_Extracted text:_
--------------------

Cherie Johnson (born November 21, 1975) is an American actress, writer, film producer, and author. She is known for her roles on Punky Brewster as Punky's best friend Cherie and Family Matters, where she played Laura Winslow's best friend Maxine Johnson for eight seasons (1990–1998).

In 2009, she wrote, starred in, and produced the independent film I Do... I Did!, playing Vivian. Johnson has so far produced eight films. In 2010, she made writer debut when she released her book Around The World Twice. In 2011, she released her second, writing, Two Different Walks Of Life A Celebrity and Average Housewife. Her third novel Peaches and Cream is available. Her book Stupid Guys Diary was released in August 2013.

Background and career

Born in Pittsburgh, Pennsylvania, Johnson is of mixed African-American and Puerto Rican heritage. Johnson's beginnings in show business are attributed to her uncle, David W. Duclon, a successful screenwriter and TV producer, who was known for his work on Happy Days in the 1970s. Duclon encouraged his niece's desire to act, and secured her an audition. In 1984, after two seasons as executive producer of NBC's Silver Spoons, Duclon successfully pitched a new pilot to the network about an orphaned young girl who is taken in by a curmudgeonly older man. The concept won the approval of NBC programming chief Brandon Tartikoff, who named the titular character, and series, Punky Brewster (after a girl he had known in his youth). Johnson was cast by NBC in the role of Punky's (Soleil Moon Frye) best friend, the character  modeled and named after herself. Punky Brewster was an immediate success among young audiences, and Johnson continued as the fictional Cherie throughout the series' run (1984–86 on NBC, and 1987–88 in first-run syndication).
 
In 1990, Johnson began playing Maxine "Max" Johnson, the best friend of Laura Winslow (Kellie Shanygne Williams) on Family Matters, appearing in the recurring role until the series' end in 1998. Duclon was again her employer, as he served as one of the executive producers of Family Matters during Johnson's run on the show. In addition to her starring roles, Johnson has made guest appearances on The Parkers, and voiced a guest role on the Disney Channel animated series The Proud Family. She has also appeared on Days of Our Lives. In the early 2000s, Johnson began producing films. In 2009, she wrote, starred in, and produced the film I Do... I Did!. In 2010, she starred in many films Lights Out, Nobody Smiling and Guardian of Eden. She then signed on to appear in the romantic film Fanaddict, which was shot in 2011 and is slated for release later in 2013.

--------------------

_Tasks to complete:_
**a)** In the Cherie Johnson biography, who named the character and series Punky Brewster?
**b)** Decide whether each statement agrees with the Cherie Johnson biography. Answer yes or no for each, and quote the words of the text that decide it.
(i) Johnson was born in Pittsburgh, Pennsylvania.
(ii) Johnson played Maxine Johnson on Family Matters for ten seasons.
(iii) Duclon was an executive producer of Family Matters while Johnson was on the show.
**c)** Turn the paragraph of the Cherie Johnson biography that begins "In 1990, Johnson began playing" into a bulleted list that keeps its main facts.

_Dataset entries:_
--------------------

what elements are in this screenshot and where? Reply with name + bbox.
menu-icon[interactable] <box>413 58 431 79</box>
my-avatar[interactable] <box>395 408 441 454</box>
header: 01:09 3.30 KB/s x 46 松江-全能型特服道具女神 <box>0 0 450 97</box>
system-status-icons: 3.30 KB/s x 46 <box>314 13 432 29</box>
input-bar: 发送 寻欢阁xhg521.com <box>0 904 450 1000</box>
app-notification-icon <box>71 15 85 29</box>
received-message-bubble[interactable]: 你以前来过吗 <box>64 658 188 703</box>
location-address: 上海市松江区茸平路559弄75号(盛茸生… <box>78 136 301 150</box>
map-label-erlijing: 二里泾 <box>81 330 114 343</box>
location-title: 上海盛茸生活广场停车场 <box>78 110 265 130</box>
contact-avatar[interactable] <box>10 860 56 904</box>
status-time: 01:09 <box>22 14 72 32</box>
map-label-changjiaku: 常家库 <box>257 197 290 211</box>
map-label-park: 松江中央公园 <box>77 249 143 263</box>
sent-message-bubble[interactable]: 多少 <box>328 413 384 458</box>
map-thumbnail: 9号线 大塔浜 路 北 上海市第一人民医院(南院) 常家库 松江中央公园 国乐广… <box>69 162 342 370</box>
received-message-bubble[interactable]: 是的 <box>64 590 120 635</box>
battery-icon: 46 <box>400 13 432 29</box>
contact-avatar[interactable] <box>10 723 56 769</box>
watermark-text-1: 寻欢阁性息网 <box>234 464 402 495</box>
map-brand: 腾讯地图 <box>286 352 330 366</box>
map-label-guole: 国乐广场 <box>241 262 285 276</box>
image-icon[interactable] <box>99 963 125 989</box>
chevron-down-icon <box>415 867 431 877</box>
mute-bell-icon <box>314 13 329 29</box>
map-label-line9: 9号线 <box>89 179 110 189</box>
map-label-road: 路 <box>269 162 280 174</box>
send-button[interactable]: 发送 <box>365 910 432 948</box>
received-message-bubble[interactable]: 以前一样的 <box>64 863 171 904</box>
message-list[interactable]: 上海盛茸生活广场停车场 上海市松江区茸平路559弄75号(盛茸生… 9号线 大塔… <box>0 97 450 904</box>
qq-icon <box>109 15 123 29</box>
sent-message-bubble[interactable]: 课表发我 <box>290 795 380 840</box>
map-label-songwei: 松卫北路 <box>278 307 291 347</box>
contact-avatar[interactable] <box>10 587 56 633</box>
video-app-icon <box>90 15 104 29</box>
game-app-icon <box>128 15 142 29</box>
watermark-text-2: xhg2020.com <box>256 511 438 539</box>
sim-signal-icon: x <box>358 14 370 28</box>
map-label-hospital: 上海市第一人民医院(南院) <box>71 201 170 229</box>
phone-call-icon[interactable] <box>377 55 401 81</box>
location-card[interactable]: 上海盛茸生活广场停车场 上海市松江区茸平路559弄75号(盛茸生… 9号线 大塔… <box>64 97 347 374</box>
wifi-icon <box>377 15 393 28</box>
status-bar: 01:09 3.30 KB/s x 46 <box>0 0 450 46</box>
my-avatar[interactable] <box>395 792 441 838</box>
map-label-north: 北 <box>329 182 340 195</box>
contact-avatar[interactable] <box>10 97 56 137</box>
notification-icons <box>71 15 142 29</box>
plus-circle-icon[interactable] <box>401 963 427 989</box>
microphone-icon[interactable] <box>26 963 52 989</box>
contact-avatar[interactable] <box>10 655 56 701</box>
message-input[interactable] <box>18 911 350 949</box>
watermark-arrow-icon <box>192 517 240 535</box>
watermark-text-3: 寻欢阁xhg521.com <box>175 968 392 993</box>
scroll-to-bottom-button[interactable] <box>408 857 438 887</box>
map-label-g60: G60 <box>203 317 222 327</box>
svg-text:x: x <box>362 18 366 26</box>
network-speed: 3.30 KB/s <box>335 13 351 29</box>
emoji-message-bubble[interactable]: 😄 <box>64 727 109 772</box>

--------------------

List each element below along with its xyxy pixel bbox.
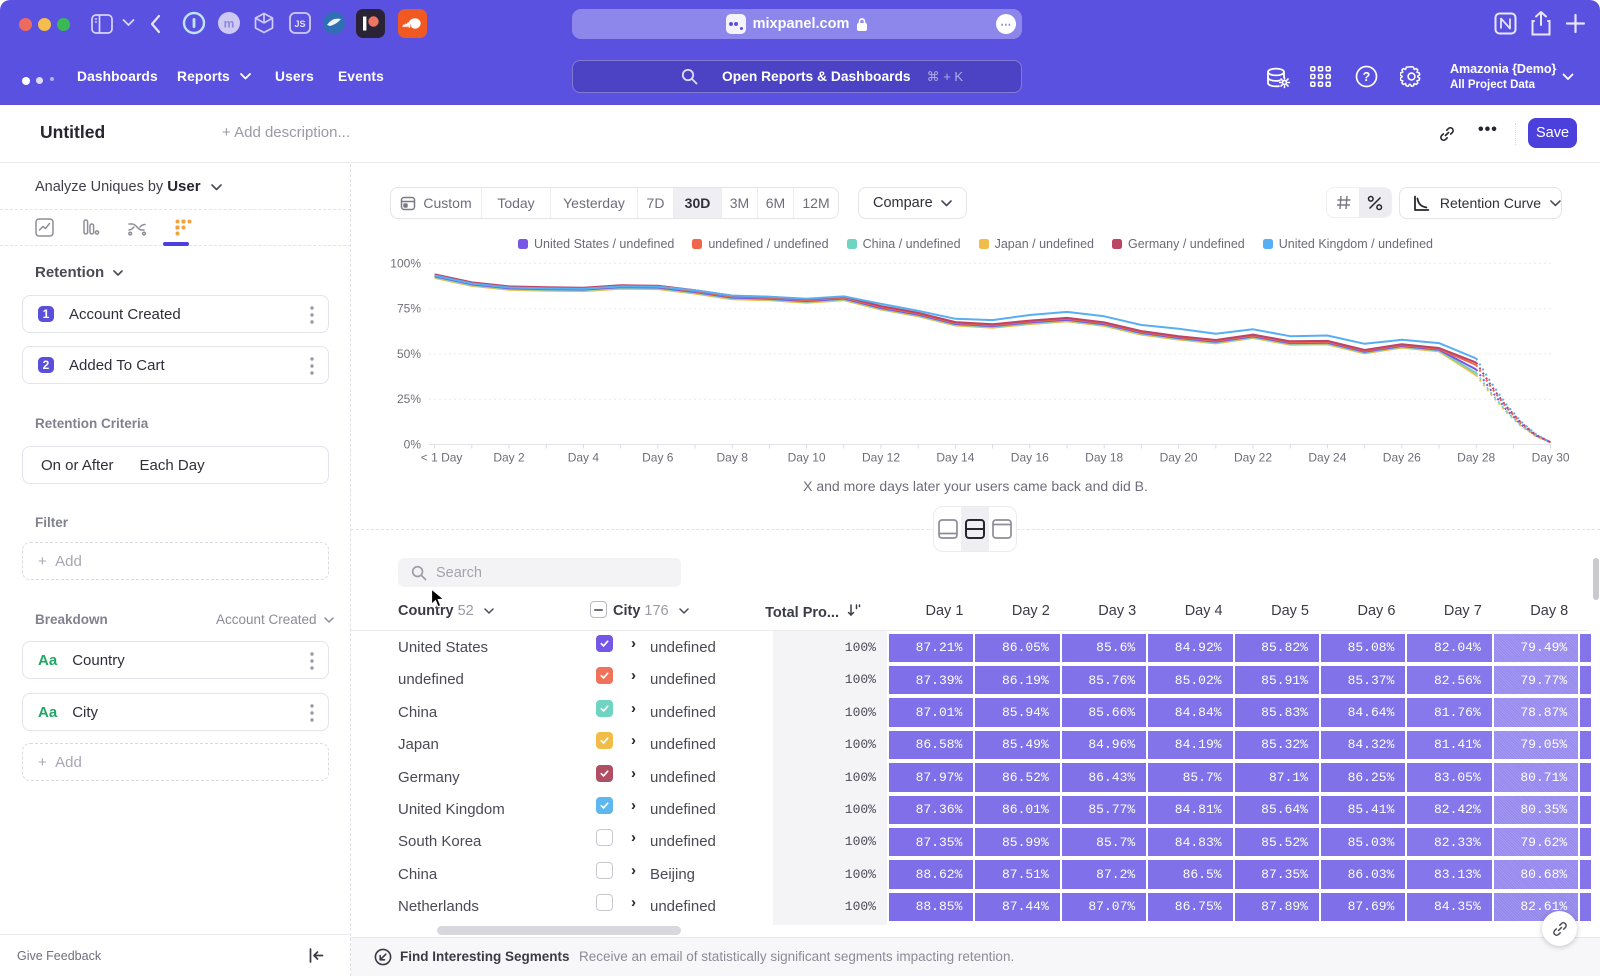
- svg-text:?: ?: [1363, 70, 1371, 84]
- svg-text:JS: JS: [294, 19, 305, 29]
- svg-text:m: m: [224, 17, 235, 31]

--------------------

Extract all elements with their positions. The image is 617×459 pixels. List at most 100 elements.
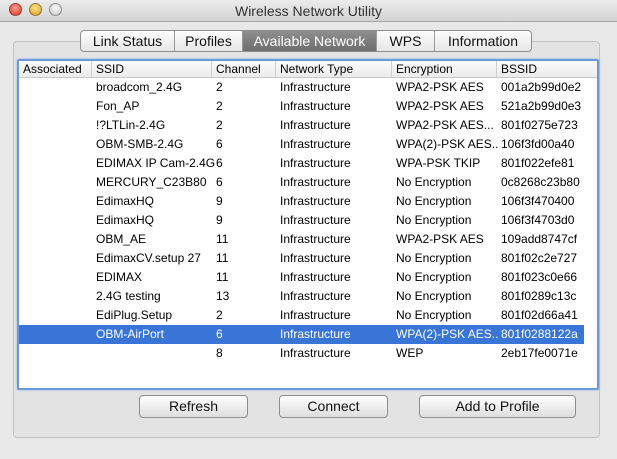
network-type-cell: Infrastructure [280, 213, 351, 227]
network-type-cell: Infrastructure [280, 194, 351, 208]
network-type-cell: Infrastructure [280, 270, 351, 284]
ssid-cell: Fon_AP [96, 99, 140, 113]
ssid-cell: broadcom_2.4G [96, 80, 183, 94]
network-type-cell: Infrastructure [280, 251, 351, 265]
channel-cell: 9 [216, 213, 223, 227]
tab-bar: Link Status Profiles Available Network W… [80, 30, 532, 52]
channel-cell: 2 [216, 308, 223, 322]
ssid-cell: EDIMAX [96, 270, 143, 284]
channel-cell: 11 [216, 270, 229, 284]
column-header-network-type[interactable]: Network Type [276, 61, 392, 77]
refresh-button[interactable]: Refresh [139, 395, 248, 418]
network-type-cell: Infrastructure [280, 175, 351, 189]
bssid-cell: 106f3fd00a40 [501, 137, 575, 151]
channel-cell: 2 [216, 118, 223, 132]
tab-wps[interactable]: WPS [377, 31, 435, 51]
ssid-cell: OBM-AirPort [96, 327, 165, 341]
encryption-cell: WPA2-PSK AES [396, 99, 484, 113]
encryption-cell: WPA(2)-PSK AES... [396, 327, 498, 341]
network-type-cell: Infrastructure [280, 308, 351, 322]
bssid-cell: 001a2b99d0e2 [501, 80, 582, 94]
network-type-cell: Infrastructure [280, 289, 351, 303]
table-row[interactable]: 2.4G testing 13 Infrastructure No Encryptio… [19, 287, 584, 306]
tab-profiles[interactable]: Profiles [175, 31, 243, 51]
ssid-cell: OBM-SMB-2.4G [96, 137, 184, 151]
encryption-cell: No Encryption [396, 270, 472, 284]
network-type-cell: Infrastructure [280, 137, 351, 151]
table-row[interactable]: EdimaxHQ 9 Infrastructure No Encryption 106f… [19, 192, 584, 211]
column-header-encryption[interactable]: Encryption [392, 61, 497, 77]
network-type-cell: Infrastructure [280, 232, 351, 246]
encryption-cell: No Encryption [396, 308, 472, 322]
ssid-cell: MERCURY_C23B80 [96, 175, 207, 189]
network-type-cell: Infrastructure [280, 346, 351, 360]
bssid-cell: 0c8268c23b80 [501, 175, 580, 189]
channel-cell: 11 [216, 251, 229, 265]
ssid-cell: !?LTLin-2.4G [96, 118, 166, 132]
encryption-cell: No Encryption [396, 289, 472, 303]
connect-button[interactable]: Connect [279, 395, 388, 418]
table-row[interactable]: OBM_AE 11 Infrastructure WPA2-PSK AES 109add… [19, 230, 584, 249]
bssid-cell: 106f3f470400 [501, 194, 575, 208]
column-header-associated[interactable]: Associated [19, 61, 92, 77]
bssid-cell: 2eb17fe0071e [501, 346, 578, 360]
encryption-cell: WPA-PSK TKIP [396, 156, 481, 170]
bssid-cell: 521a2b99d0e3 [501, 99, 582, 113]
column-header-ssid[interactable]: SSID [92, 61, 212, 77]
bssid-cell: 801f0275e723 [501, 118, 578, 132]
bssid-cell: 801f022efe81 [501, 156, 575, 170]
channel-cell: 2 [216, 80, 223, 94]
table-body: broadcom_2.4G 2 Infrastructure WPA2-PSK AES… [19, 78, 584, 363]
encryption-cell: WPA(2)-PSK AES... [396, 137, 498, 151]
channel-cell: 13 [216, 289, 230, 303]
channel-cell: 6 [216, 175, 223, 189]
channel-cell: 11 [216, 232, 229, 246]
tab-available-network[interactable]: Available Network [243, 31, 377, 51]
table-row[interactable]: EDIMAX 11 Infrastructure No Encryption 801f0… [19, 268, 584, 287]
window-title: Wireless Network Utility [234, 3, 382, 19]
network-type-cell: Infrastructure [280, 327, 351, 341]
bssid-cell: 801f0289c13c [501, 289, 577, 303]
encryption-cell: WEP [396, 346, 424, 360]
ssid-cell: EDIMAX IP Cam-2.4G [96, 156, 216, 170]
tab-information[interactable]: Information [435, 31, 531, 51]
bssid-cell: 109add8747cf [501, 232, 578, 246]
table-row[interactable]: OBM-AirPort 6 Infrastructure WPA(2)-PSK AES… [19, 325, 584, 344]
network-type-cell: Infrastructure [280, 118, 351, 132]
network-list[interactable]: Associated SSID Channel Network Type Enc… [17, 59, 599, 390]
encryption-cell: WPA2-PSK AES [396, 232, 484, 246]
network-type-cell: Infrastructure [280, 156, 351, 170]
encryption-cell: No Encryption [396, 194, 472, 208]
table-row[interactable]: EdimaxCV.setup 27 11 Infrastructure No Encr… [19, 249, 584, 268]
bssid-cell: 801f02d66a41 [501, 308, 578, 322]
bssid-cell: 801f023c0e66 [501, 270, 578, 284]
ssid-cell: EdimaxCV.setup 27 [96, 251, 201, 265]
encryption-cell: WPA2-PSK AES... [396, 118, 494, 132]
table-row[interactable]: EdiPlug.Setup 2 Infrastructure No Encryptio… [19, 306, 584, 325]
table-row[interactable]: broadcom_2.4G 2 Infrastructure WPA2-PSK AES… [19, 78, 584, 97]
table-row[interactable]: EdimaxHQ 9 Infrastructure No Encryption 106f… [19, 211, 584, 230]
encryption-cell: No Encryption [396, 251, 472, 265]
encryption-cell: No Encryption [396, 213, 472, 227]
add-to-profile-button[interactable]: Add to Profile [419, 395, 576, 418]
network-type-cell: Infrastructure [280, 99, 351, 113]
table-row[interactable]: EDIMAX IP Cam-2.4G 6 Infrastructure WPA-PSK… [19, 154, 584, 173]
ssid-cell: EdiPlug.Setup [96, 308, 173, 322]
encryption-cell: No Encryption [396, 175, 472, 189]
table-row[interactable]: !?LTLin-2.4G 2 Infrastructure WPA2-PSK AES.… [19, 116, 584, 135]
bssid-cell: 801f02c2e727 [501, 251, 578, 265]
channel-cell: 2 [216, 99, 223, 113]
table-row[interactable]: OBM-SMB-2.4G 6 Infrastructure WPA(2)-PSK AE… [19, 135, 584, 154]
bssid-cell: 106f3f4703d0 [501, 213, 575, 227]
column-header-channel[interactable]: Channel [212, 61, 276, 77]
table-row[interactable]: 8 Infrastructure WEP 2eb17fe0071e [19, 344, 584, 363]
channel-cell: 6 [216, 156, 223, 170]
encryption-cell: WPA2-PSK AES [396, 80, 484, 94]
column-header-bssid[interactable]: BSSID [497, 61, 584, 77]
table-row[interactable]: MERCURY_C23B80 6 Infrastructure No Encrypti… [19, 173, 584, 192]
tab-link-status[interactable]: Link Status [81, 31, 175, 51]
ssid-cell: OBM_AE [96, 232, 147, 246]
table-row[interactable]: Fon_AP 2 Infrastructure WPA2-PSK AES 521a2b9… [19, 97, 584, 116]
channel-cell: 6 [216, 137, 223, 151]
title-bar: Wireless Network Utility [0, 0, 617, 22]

--------------------

_Solved tasks:_
**a)** NBC programming chief Brandon Tartikoff named them.

**b)**
(i) Yes: "Born in Pittsburgh, Pennsylvania"
(ii) No: "for eight seasons (1990–1998)"
(iii) Yes: "he served as one of the executive producers of Family Matters during Johnson's run on the show"

**c)**
- From 1990 until the series ended in 1998, Johnson had a recurring role on Family Matters as Maxine "Max" Johnson, the best friend of Laura Winslow (Kellie Shanygne Williams).
- Duclon was again her employer as one of the show's executive producers.
- She made guest appearances on The Parkers and voiced a guest role on the Disney Channel animated series The Proud Family.
- She also appeared on Days of Our Lives.
- She began producing films in the early 2000s.
- In 2009, she wrote, starred in, and produced I Do... I Did!
- In 2010, she starred in Lights Out, Nobody Smiling, and Guardian of Eden.
- She signed on to the romantic film Fanaddict, which was shot in 2011 and slated for release later in 2013.